*PROBLEM DESCRIPTION:*
Every line in the listing is to be echoed verbatim.

Records contained in a dataset:
================================
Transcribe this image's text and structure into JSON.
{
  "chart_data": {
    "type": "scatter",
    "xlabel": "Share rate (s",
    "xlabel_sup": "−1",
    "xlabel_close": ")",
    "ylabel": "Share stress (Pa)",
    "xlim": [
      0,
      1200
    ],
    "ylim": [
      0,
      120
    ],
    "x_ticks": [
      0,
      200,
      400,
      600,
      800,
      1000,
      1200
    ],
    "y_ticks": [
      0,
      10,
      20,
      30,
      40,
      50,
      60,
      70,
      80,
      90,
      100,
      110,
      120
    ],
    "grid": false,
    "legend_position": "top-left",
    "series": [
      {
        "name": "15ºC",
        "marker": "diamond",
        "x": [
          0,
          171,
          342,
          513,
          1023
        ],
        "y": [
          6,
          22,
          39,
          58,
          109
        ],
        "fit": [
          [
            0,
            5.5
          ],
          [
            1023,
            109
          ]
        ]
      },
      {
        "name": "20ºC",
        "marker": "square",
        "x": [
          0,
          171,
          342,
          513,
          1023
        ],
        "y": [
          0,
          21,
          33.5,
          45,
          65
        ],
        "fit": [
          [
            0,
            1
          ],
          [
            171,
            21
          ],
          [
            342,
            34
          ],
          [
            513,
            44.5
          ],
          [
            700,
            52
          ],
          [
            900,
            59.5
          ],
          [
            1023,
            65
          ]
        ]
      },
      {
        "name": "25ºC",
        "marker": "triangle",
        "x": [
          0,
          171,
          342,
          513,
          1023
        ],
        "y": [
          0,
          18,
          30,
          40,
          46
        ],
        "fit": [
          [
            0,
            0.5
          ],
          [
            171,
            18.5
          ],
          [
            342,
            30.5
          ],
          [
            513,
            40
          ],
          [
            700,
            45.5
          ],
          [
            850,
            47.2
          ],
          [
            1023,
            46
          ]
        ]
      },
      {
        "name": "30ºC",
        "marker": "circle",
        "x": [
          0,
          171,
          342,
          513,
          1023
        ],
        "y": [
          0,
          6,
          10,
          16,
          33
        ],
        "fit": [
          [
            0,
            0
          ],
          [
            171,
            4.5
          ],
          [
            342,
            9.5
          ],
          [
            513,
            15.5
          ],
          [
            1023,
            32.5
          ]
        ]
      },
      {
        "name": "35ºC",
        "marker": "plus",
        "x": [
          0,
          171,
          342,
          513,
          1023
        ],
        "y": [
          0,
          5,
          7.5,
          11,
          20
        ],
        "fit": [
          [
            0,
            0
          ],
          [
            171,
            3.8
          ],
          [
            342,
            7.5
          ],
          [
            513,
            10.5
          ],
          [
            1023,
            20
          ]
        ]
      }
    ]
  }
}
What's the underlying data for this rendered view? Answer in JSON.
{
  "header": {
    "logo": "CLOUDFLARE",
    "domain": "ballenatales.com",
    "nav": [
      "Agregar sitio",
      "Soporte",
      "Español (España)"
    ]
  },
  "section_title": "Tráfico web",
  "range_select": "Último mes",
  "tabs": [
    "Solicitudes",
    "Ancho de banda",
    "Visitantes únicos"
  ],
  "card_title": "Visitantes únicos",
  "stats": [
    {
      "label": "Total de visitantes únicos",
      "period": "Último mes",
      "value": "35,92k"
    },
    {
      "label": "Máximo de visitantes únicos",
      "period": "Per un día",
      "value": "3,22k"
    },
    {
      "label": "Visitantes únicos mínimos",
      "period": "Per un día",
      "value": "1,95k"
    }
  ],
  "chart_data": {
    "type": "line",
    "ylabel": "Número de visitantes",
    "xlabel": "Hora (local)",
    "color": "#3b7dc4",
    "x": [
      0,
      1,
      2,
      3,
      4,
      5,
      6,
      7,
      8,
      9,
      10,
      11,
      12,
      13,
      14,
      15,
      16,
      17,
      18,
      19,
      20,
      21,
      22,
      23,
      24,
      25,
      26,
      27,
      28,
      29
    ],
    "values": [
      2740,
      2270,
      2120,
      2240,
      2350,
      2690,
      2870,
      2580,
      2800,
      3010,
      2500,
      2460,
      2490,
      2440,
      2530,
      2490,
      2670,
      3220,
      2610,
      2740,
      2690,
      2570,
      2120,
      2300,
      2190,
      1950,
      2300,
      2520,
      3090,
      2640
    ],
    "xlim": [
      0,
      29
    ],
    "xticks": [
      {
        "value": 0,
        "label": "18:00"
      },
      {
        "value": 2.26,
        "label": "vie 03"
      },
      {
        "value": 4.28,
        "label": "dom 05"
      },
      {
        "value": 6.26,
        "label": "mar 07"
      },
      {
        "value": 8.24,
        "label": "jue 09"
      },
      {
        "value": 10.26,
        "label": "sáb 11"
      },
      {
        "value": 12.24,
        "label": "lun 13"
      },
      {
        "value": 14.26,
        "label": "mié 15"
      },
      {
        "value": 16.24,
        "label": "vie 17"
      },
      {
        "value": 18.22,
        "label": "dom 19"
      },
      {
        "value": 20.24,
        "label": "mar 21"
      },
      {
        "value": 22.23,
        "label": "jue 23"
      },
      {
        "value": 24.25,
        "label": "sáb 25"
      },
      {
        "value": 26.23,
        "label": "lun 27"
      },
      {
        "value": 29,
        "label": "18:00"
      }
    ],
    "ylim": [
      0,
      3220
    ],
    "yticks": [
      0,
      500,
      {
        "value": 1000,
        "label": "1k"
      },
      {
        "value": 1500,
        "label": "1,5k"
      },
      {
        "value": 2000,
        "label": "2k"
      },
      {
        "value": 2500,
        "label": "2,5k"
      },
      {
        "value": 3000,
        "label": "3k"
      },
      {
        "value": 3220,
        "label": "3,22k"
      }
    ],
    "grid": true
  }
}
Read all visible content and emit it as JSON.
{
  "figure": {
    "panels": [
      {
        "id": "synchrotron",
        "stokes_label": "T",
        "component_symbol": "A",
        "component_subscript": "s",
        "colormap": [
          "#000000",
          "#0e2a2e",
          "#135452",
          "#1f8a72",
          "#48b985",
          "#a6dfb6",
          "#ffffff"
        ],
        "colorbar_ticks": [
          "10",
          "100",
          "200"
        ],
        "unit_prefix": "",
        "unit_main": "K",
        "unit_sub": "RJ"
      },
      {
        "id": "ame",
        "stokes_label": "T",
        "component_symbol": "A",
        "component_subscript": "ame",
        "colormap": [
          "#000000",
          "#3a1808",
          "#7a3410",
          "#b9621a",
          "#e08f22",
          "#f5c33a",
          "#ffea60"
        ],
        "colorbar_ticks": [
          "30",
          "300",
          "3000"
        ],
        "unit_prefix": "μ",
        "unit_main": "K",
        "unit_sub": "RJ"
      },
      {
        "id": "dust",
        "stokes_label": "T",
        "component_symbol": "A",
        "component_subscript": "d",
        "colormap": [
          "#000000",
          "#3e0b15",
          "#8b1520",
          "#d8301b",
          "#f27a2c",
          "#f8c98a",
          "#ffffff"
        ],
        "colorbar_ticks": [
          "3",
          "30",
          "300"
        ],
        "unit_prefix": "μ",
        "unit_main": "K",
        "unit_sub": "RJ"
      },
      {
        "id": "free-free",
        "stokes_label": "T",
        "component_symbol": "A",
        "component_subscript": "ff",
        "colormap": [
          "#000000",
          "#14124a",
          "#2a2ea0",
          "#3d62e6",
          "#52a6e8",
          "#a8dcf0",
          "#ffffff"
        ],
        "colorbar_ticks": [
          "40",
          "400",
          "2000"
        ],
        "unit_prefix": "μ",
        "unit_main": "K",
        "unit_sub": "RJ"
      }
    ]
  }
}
================================
*ANSWER TO THIS PROBLEM:*
Transcribe this image's text and structure into JSON.
{
  "chart_data": {
    "type": "scatter",
    "xlabel": "Share rate (s",
    "xlabel_sup": "−1",
    "xlabel_close": ")",
    "ylabel": "Share stress (Pa)",
    "xlim": [
      0,
      1200
    ],
    "ylim": [
      0,
      120
    ],
    "x_ticks": [
      0,
      200,
      400,
      600,
      800,
      1000,
      1200
    ],
    "y_ticks": [
      0,
      10,
      20,
      30,
      40,
      50,
      60,
      70,
      80,
      90,
      100,
      110,
      120
    ],
    "grid": false,
    "legend_position": "top-left",
    "series": [
      {
        "name": "15ºC",
        "marker": "diamond",
        "x": [
          0,
          171,
          342,
          513,
          1023
        ],
        "y": [
          6,
          22,
          39,
          58,
          109
        ],
        "fit": [
          [
            0,
            5.5
          ],
          [
            1023,
            109
          ]
        ]
      },
      {
        "name": "20ºC",
        "marker": "square",
        "x": [
          0,
          171,
          342,
          513,
          1023
        ],
        "y": [
          0,
          21,
          33.5,
          45,
          65
        ],
        "fit": [
          [
            0,
            1
          ],
          [
            171,
            21
          ],
          [
            342,
            34
          ],
          [
            513,
            44.5
          ],
          [
            700,
            52
          ],
          [
            900,
            59.5
          ],
          [
            1023,
            65
          ]
        ]
      },
      {
        "name": "25ºC",
        "marker": "triangle",
        "x": [
          0,
          171,
          342,
          513,
          1023
        ],
        "y": [
          0,
          18,
          30,
          40,
          46
        ],
        "fit": [
          [
            0,
            0.5
          ],
          [
            171,
            18.5
          ],
          [
            342,
            30.5
          ],
          [
            513,
            40
          ],
          [
            700,
            45.5
          ],
          [
            850,
            47.2
          ],
          [
            1023,
            46
          ]
        ]
      },
      {
        "name": "30ºC",
        "marker": "circle",
        "x": [
          0,
          171,
          342,
          513,
          1023
        ],
        "y": [
          0,
          6,
          10,
          16,
          33
        ],
        "fit": [
          [
            0,
            0
          ],
          [
            171,
            4.5
          ],
          [
            342,
            9.5
          ],
          [
            513,
            15.5
          ],
          [
            1023,
            32.5
          ]
        ]
      },
      {
        "name": "35ºC",
        "marker": "plus",
        "x": [
          0,
          171,
          342,
          513,
          1023
        ],
        "y": [
          0,
          5,
          7.5,
          11,
          20
        ],
        "fit": [
          [
            0,
            0
          ],
          [
            171,
            3.8
          ],
          [
            342,
            7.5
          ],
          [
            513,
            10.5
          ],
          [
            1023,
            20
          ]
        ]
      }
    ]
  }
}
What's the underlying data for this rendered view? Answer in JSON.
{
  "header": {
    "logo": "CLOUDFLARE",
    "domain": "ballenatales.com",
    "nav": [
      "Agregar sitio",
      "Soporte",
      "Español (España)"
    ]
  },
  "section_title": "Tráfico web",
  "range_select": "Último mes",
  "tabs": [
    "Solicitudes",
    "Ancho de banda",
    "Visitantes únicos"
  ],
  "card_title": "Visitantes únicos",
  "stats": [
    {
      "label": "Total de visitantes únicos",
      "period": "Último mes",
      "value": "35,92k"
    },
    {
      "label": "Máximo de visitantes únicos",
      "period": "Per un día",
      "value": "3,22k"
    },
    {
      "label": "Visitantes únicos mínimos",
      "period": "Per un día",
      "value": "1,95k"
    }
  ],
  "chart_data": {
    "type": "line",
    "ylabel": "Número de visitantes",
    "xlabel": "Hora (local)",
    "color": "#3b7dc4",
    "x": [
      0,
      1,
      2,
      3,
      4,
      5,
      6,
      7,
      8,
      9,
      10,
      11,
      12,
      13,
      14,
      15,
      16,
      17,
      18,
      19,
      20,
      21,
      22,
      23,
      24,
      25,
      26,
      27,
      28,
      29
    ],
    "values": [
      2740,
      2270,
      2120,
      2240,
      2350,
      2690,
      2870,
      2580,
      2800,
      3010,
      2500,
      2460,
      2490,
      2440,
      2530,
      2490,
      2670,
      3220,
      2610,
      2740,
      2690,
      2570,
      2120,
      2300,
      2190,
      1950,
      2300,
      2520,
      3090,
      2640
    ],
    "xlim": [
      0,
      29
    ],
    "xticks": [
      {
        "value": 0,
        "label": "18:00"
      },
      {
        "value": 2.26,
        "label": "vie 03"
      },
      {
        "value": 4.28,
        "label": "dom 05"
      },
      {
        "value": 6.26,
        "label": "mar 07"
      },
      {
        "value": 8.24,
        "label": "jue 09"
      },
      {
        "value": 10.26,
        "label": "sáb 11"
      },
      {
        "value": 12.24,
        "label": "lun 13"
      },
      {
        "value": 14.26,
        "label": "mié 15"
      },
      {
        "value": 16.24,
        "label": "vie 17"
      },
      {
        "value": 18.22,
        "label": "dom 19"
      },
      {
        "value": 20.24,
        "label": "mar 21"
      },
      {
        "value": 22.23,
        "label": "jue 23"
      },
      {
        "value": 24.25,
        "label": "sáb 25"
      },
      {
        "value": 26.23,
        "label": "lun 27"
      },
      {
        "value": 29,
        "label": "18:00"
      }
    ],
    "ylim": [
      0,
      3220
    ],
    "yticks": [
      0,
      500,
      {
        "value": 1000,
        "label": "1k"
      },
      {
        "value": 1500,
        "label": "1,5k"
      },
      {
        "value": 2000,
        "label": "2k"
      },
      {
        "value": 2500,
        "label": "2,5k"
      },
      {
        "value": 3000,
        "label": "3k"
      },
      {
        "value": 3220,
        "label": "3,22k"
      }
    ],
    "grid": true
  }
}
Read all visible content and emit it as JSON.
{
  "figure": {
    "panels": [
      {
        "id": "synchrotron",
        "stokes_label": "T",
        "component_symbol": "A",
        "component_subscript": "s",
        "colormap": [
          "#000000",
          "#0e2a2e",
          "#135452",
          "#1f8a72",
          "#48b985",
          "#a6dfb6",
          "#ffffff"
        ],
        "colorbar_ticks": [
          "10",
          "100",
          "200"
        ],
        "unit_prefix": "",
        "unit_main": "K",
        "unit_sub": "RJ"
      },
      {
        "id": "ame",
        "stokes_label": "T",
        "component_symbol": "A",
        "component_subscript": "ame",
        "colormap": [
          "#000000",
          "#3a1808",
          "#7a3410",
          "#b9621a",
          "#e08f22",
          "#f5c33a",
          "#ffea60"
        ],
        "colorbar_ticks": [
          "30",
          "300",
          "3000"
        ],
        "unit_prefix": "μ",
        "unit_main": "K",
        "unit_sub": "RJ"
      },
      {
        "id": "dust",
        "stokes_label": "T",
        "component_symbol": "A",
        "component_subscript": "d",
        "colormap": [
          "#000000",
          "#3e0b15",
          "#8b1520",
          "#d8301b",
          "#f27a2c",
          "#f8c98a",
          "#ffffff"
        ],
        "colorbar_ticks": [
          "3",
          "30",
          "300"
        ],
        "unit_prefix": "μ",
        "unit_main": "K",
        "unit_sub": "RJ"
      },
      {
        "id": "free-free",
        "stokes_label": "T",
        "component_symbol": "A",
        "component_subscript": "ff",
        "colormap": [
          "#000000",
          "#14124a",
          "#2a2ea0",
          "#3d62e6",
          "#52a6e8",
          "#a8dcf0",
          "#ffffff"
        ],
        "colorbar_ticks": [
          "40",
          "400",
          "2000"
        ],
        "unit_prefix": "μ",
        "unit_main": "K",
        "unit_sub": "RJ"
      }
    ]
  }
}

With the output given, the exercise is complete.